Dataset excerpt
== == ==

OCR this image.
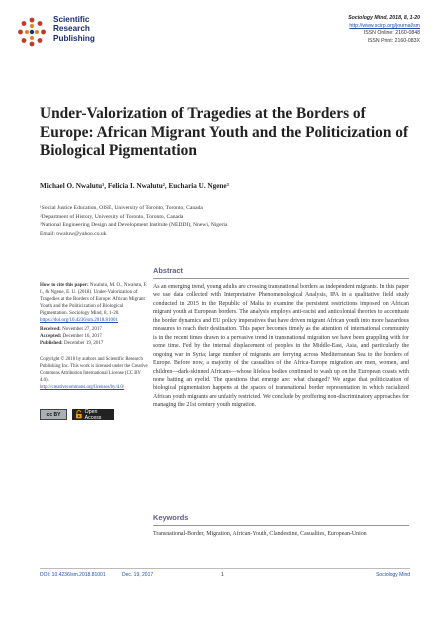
Scientific
Research
Publishing
Sociology Mind, 2018, 8, 1-20
http://www.scirp.org/journal/sm
ISSN Online: 2160-0848
ISSN Print: 2160-083X
Under-Valorization of Tragedies at the Borders of Europe: African Migrant Youth and the Politicization of Biological Pigmentation
Michael O. Nwalutu¹, Felicia I. Nwalutu², Eucharia U. Ngene³
¹Social Justice Education, OISE, University of Toronto, Toronto, Canada
²Department of History, University of Toronto, Toronto, Canada
³National Engineering Design and Development Institute (NEDDI), Nnewi, Nigeria
Email: nwaluw@yahoo.co.uk
How to cite this paper: Nwalutu, M. O., Nwalutu, F. I., & Ngene, E. U. (2018). Under-Valorization of Tragedies at the Borders of Europe: African Migrant Youth and the Politicization of Biological Pigmentation. Sociology Mind, 8, 1-20.
https://doi.org/10.4236/sm.2018.81001
Received: November 27, 2017
Accepted: December 16, 2017
Published: December 19, 2017
Copyright © 2018 by authors and Scientific Research Publishing Inc. This work is licensed under the Creative Commons Attribution International License (CC BY 4.0).
http://creativecommons.org/licenses/by/4.0/
cc BY	Open Access
Abstract
As an emerging trend, young adults are crossing transnational borders as independent migrants. In this paper we use data collected with Interpretative Phenomenological Analysis, IPA in a qualitative field study conducted in 2015 in the Republic of Malta to examine the persistent restrictions imposed on African migrant youth at European borders. The analysis employs anti-racist and anticolonial theories to accentuate the border dynamics and EU policy imperatives that have driven migrant African youth into more hazardous measures to reach their destination. This paper becomes timely as the attention of international community is in the recent times drawn to a pervasive trend in transnational migration we have been grappling with for some time. Fed by the internal displacement of peoples in the Middle-East, Asia, and particularly the ongoing war in Syria; large number of migrants are ferrying across Mediterranean Sea to the borders of Europe. Before now, a majority of the casualties of the Africa-Europe migration are men, women, and children—dark-skinned Africans—whose lifeless bodies continued to wash up on the European coasts with none batting an eyelid. The questions that emerge are: what changed? We argue that politicization of biological pigmentation happens at the spaces of transnational border representation in which racialized African youth migrants are unfairly restricted. We conclude by proffering non-discriminatory approaches for managing the 21st century youth migration.
Keywords
Transnational-Border, Migration, African-Youth, Clandestine, Casualties, European-Union
DOI: 10.4236/sm.2018.81001	Dec. 19, 2017	1	Sociology Mind
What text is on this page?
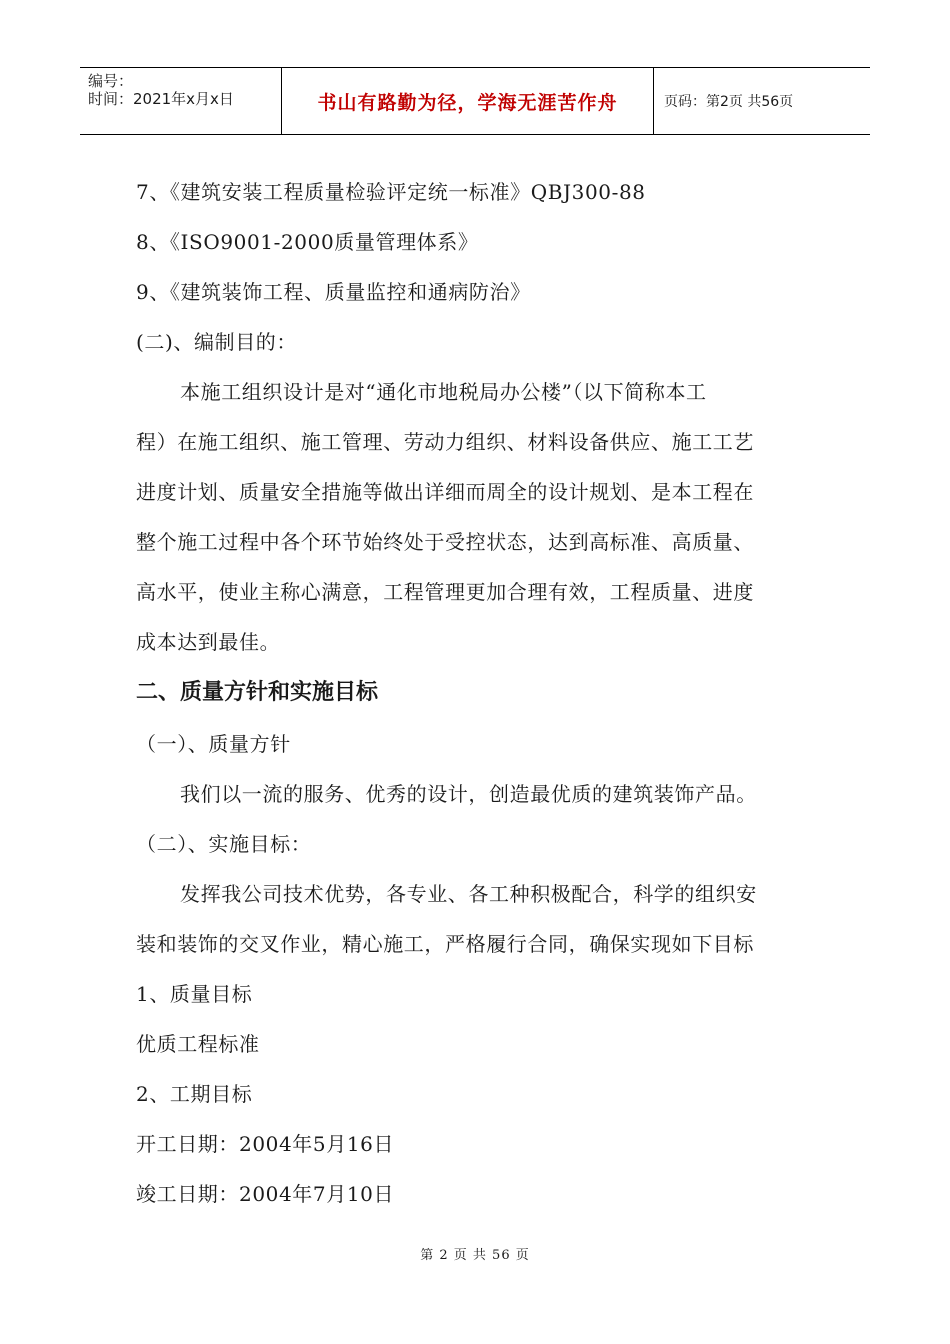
编号：
时间：2021年x月x日	书山有路勤为径，学海无涯苦作舟	页码：第2页 共56页
7、《建筑安装工程质量检验评定统一标准》QBJ300-88
8、《ISO9001-2000质量管理体系》
9、《建筑装饰工程、质量监控和通病防治》
(二)、编制目的：
本施工组织设计是对“通化市地税局办公楼”（以下简称本工
程）在施工组织、施工管理、劳动力组织、材料设备供应、施工工艺
进度计划、质量安全措施等做出详细而周全的设计规划、是本工程在
整个施工过程中各个环节始终处于受控状态，达到高标准、高质量、
高水平，使业主称心满意，工程管理更加合理有效，工程质量、进度
成本达到最佳。
二、质量方针和实施目标
（一）、质量方针
我们以一流的服务、优秀的设计，创造最优质的建筑装饰产品。
（二）、实施目标：
发挥我公司技术优势，各专业、各工种积极配合，科学的组织安
装和装饰的交叉作业，精心施工，严格履行合同，确保实现如下目标
1、质量目标
优质工程标准
2、工期目标
开工日期：2004年5月16日
竣工日期：2004年7月10日
第 2 页 共 56 页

== == ==

#### [Your goal]
From the line containing "What text is on this page?" through the last line of the records, both included, output those lines exactly and nothing else; skip the pictures.

#### [Answer for this exercise]
What text is on this page?
编号：
时间：2021年x月x日	书山有路勤为径，学海无涯苦作舟	页码：第2页 共56页
7、《建筑安装工程质量检验评定统一标准》QBJ300-88
8、《ISO9001-2000质量管理体系》
9、《建筑装饰工程、质量监控和通病防治》
(二)、编制目的：
本施工组织设计是对“通化市地税局办公楼”（以下简称本工
程）在施工组织、施工管理、劳动力组织、材料设备供应、施工工艺
进度计划、质量安全措施等做出详细而周全的设计规划、是本工程在
整个施工过程中各个环节始终处于受控状态，达到高标准、高质量、
高水平，使业主称心满意，工程管理更加合理有效，工程质量、进度
成本达到最佳。
二、质量方针和实施目标
（一）、质量方针
我们以一流的服务、优秀的设计，创造最优质的建筑装饰产品。
（二）、实施目标：
发挥我公司技术优势，各专业、各工种积极配合，科学的组织安
装和装饰的交叉作业，精心施工，严格履行合同，确保实现如下目标
1、质量目标
优质工程标准
2、工期目标
开工日期：2004年5月16日
竣工日期：2004年7月10日
第 2 页 共 56 页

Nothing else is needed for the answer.